TASK INPUT:
● ● ●

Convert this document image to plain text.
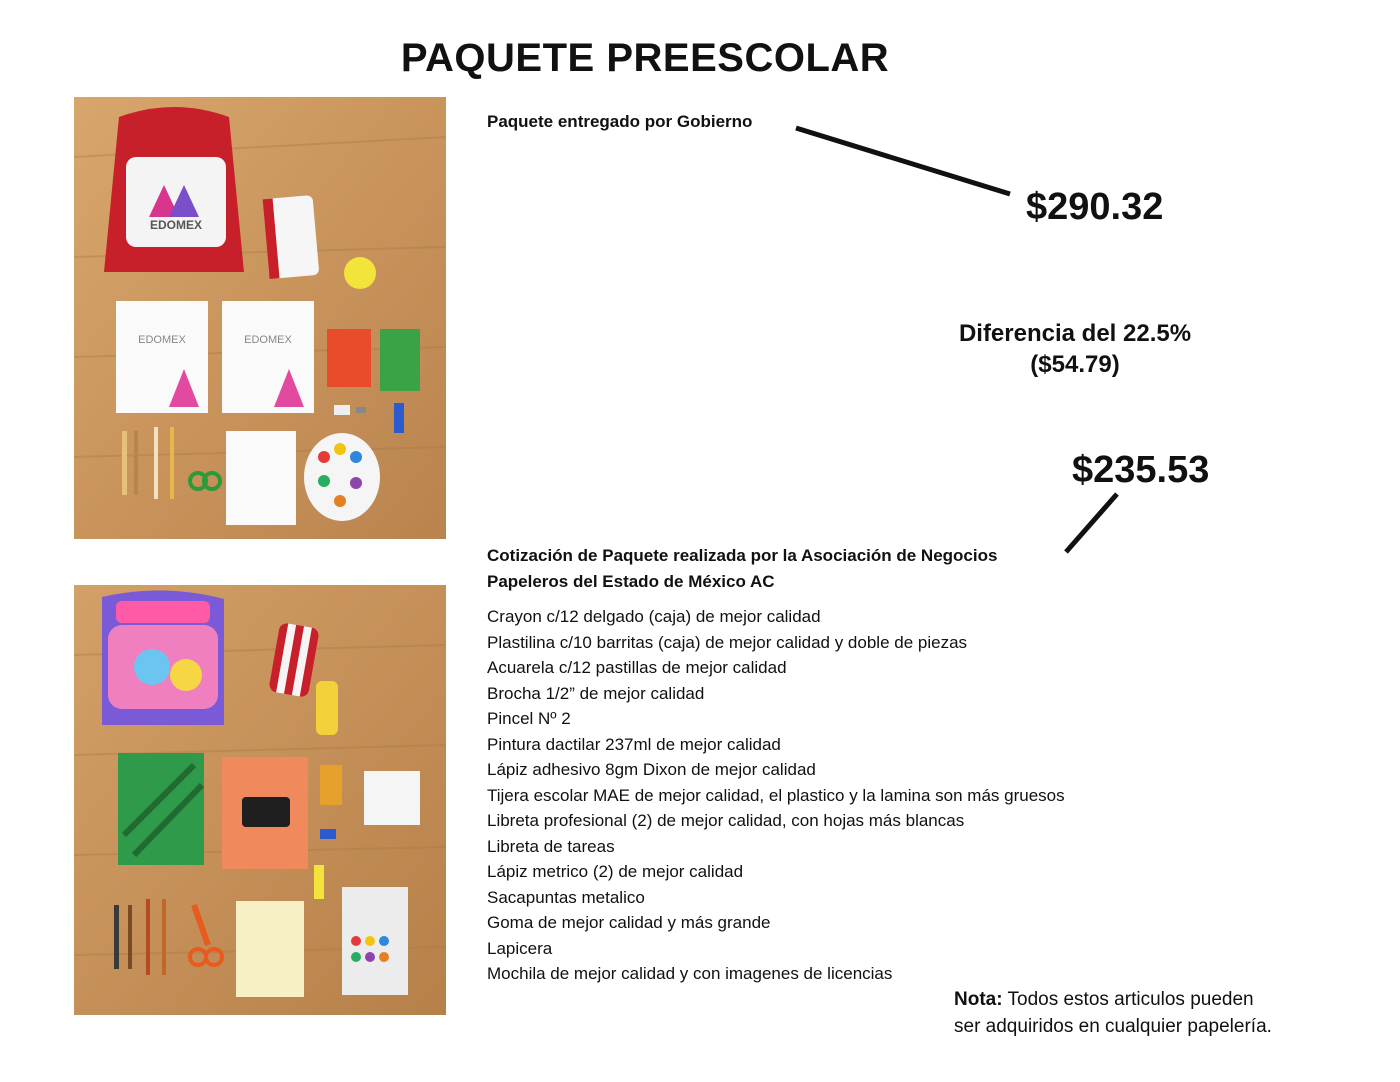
PAQUETE PREESCOLAR
EDOMEX
EDOMEX	EDOMEX
Paquete entregado por Gobierno
$290.32
Diferencia del 22.5%
($54.79)
$235.53
Cotización de Paquete realizada por la Asociación de Negocios
Papeleros del Estado de México AC
Crayon c/12 delgado (caja) de mejor calidad
Plastilina c/10 barritas (caja) de mejor calidad y doble de piezas
Acuarela c/12 pastillas de mejor calidad
Brocha 1/2” de mejor calidad
Pincel Nº 2
Pintura dactilar 237ml de mejor calidad
Lápiz adhesivo 8gm Dixon de mejor calidad
Tijera escolar MAE de mejor calidad, el plastico y la lamina son más gruesos
Libreta profesional (2) de mejor calidad, con hojas más blancas
Libreta de tareas
Lápiz metrico (2) de mejor calidad
Sacapuntas metalico
Goma de mejor calidad y más grande
Lapicera
Mochila de mejor calidad y con imagenes de licencias
Nota: Todos estos articulos pueden
ser adquiridos en cualquier papelería.
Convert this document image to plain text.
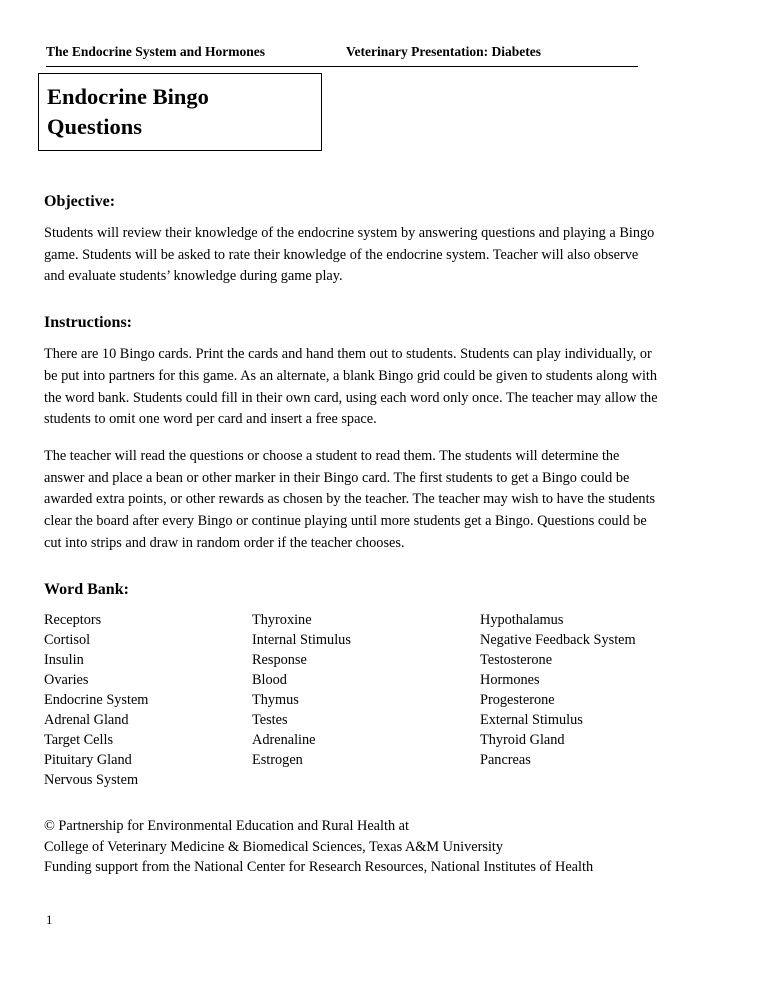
The Endocrine System and Hormones	Veterinary Presentation: Diabetes
Endocrine Bingo
Questions
Objective:

Students will review their knowledge of the endocrine system by answering questions and playing a Bingo game. Students will be asked to rate their knowledge of the endocrine system. Teacher will also observe and evaluate students’ knowledge during game play.

Instructions:

There are 10 Bingo cards. Print the cards and hand them out to students. Students can play individually, or be put into partners for this game. As an alternate, a blank Bingo grid could be given to students along with the word bank. Students could fill in their own card, using each word only once. The teacher may allow the students to omit one word per card and insert a free space.

The teacher will read the questions or choose a student to read them. The students will determine the answer and place a bean or other marker in their Bingo card. The first students to get a Bingo could be awarded extra points, or other rewards as chosen by the teacher. The teacher may wish to have the students clear the board after every Bingo or continue playing until more students get a Bingo. Questions could be cut into strips and draw in random order if the teacher chooses.

Word Bank:
Receptors
Cortisol
Insulin
Ovaries
Endocrine System
Adrenal Gland
Target Cells
Pituitary Gland
Nervous System
Thyroxine
Internal Stimulus
Response
Blood
Thymus
Testes
Adrenaline
Estrogen
Hypothalamus
Negative Feedback System
Testosterone
Hormones
Progesterone
External Stimulus
Thyroid Gland
Pancreas
© Partnership for Environmental Education and Rural Health at
College of Veterinary Medicine & Biomedical Sciences, Texas A&M University
Funding support from the National Center for Research Resources, National Institutes of Health
1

● ● ●

YOUR ASSIGNMENT: Only lines that include "Veterinary" belong in the answer; copy all of them from the listing.

SOLUTION TO THE EXERCISE:
The Endocrine System and Hormones	Veterinary Presentation: Diabetes
College of Veterinary Medicine & Biomedical Sciences, Texas A&M University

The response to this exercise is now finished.